Structured figure records
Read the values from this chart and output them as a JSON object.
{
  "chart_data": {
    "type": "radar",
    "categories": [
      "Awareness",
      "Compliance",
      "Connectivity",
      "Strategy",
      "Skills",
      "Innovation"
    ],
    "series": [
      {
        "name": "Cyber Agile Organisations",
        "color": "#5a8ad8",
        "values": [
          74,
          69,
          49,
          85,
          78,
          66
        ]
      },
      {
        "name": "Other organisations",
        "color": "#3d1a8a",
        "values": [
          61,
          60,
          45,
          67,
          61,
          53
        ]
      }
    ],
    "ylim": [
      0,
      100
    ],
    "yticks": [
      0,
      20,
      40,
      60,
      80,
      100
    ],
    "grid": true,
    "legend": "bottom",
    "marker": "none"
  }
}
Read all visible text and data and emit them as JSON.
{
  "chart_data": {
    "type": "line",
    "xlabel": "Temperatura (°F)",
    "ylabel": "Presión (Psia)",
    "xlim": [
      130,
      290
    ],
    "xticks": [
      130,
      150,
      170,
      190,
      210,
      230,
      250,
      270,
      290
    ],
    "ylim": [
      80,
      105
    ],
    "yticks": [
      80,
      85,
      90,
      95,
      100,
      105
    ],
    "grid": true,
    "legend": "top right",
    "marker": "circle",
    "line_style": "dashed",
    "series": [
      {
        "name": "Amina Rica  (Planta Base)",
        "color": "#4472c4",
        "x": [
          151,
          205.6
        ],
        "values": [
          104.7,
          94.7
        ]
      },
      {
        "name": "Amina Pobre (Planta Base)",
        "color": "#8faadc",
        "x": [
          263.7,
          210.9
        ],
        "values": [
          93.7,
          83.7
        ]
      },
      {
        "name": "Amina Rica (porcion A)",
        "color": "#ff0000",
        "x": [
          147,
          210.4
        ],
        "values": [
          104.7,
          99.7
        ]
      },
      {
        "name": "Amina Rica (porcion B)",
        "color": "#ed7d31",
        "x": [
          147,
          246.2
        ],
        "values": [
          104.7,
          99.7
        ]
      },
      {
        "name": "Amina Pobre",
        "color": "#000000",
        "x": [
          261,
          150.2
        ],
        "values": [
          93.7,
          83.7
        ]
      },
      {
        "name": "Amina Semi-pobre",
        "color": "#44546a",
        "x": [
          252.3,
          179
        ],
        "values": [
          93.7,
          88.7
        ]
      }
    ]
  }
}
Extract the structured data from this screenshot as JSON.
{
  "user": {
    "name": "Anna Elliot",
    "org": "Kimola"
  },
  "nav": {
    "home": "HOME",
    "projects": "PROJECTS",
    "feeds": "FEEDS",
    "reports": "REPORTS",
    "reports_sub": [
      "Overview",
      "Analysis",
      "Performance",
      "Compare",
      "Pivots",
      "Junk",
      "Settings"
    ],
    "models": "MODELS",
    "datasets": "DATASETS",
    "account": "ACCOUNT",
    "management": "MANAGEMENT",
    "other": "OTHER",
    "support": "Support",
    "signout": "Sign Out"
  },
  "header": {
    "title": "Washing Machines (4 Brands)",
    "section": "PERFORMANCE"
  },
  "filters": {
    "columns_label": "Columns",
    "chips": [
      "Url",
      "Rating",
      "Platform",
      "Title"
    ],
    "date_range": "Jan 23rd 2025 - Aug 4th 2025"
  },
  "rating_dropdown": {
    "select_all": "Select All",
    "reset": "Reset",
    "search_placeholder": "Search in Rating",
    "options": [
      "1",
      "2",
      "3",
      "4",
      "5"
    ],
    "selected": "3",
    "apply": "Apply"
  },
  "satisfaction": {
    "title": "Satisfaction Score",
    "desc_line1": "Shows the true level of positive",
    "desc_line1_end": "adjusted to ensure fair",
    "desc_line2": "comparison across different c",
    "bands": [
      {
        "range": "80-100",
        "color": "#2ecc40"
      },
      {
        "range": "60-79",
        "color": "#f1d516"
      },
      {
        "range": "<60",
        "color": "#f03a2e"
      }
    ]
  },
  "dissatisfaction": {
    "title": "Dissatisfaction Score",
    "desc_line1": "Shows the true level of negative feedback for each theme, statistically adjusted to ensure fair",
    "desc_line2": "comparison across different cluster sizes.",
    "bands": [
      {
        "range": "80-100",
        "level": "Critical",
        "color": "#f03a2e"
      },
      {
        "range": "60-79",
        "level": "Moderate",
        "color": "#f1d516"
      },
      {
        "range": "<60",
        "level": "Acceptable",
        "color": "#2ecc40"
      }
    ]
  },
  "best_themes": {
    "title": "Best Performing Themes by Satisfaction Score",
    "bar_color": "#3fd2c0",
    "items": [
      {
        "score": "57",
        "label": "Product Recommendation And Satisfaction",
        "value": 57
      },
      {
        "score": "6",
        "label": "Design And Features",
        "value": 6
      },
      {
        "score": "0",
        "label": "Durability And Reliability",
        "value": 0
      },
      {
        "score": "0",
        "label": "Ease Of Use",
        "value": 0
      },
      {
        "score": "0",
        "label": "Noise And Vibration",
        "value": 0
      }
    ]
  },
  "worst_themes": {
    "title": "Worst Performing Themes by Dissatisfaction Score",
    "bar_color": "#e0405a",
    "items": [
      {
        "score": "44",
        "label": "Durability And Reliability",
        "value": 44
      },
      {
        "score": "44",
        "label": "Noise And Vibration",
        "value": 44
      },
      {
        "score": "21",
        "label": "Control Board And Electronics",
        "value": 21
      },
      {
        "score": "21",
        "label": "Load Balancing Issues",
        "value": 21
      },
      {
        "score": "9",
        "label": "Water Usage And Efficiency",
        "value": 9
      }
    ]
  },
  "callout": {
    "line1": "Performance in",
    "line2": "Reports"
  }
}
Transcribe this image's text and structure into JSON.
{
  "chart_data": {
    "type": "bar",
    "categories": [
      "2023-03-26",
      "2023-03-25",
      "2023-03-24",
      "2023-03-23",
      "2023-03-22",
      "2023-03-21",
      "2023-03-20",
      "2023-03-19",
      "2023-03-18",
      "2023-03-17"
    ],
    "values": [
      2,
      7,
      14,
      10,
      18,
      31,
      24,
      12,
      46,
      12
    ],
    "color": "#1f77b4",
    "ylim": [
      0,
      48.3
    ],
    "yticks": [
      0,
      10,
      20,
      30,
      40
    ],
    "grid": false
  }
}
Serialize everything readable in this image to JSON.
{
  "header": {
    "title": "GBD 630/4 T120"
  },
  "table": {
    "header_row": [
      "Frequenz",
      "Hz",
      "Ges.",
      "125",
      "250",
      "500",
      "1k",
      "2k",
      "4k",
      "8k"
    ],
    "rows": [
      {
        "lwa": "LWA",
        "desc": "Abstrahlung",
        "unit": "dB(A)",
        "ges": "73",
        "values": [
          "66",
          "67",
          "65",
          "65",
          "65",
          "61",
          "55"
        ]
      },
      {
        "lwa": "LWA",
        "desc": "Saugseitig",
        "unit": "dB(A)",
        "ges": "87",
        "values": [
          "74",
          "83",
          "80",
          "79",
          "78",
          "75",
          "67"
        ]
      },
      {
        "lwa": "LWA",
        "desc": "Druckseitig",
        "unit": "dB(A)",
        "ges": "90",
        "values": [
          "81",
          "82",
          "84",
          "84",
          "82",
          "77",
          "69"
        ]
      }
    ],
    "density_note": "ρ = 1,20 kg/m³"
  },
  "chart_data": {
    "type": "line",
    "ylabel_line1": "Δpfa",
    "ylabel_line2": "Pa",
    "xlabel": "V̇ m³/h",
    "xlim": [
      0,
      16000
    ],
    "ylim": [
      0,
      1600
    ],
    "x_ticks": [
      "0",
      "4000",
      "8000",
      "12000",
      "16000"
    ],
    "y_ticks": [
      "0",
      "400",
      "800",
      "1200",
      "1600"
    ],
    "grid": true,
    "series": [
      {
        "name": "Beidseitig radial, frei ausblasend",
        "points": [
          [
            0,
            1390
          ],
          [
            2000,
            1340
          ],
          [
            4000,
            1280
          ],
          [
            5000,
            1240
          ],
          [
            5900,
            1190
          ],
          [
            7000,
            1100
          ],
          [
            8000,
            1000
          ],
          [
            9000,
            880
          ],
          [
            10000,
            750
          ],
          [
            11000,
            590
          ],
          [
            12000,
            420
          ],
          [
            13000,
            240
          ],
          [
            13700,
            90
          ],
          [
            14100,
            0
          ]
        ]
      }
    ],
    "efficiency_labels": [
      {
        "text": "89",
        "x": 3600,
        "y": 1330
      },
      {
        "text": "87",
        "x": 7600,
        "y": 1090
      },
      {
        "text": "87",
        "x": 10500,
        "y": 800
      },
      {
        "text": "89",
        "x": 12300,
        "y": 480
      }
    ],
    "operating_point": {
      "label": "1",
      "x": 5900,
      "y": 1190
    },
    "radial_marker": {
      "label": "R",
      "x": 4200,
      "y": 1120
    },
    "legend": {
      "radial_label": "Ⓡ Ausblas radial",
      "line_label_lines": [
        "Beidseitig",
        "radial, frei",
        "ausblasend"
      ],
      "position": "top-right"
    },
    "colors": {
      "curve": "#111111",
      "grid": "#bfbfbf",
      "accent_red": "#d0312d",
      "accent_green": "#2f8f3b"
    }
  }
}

*Short exercise*: Find every line above that contains the word "frei", and return each one.

*Solved problem*:
        "name": "Beidseitig radial, frei ausblasend",
        "radial, frei",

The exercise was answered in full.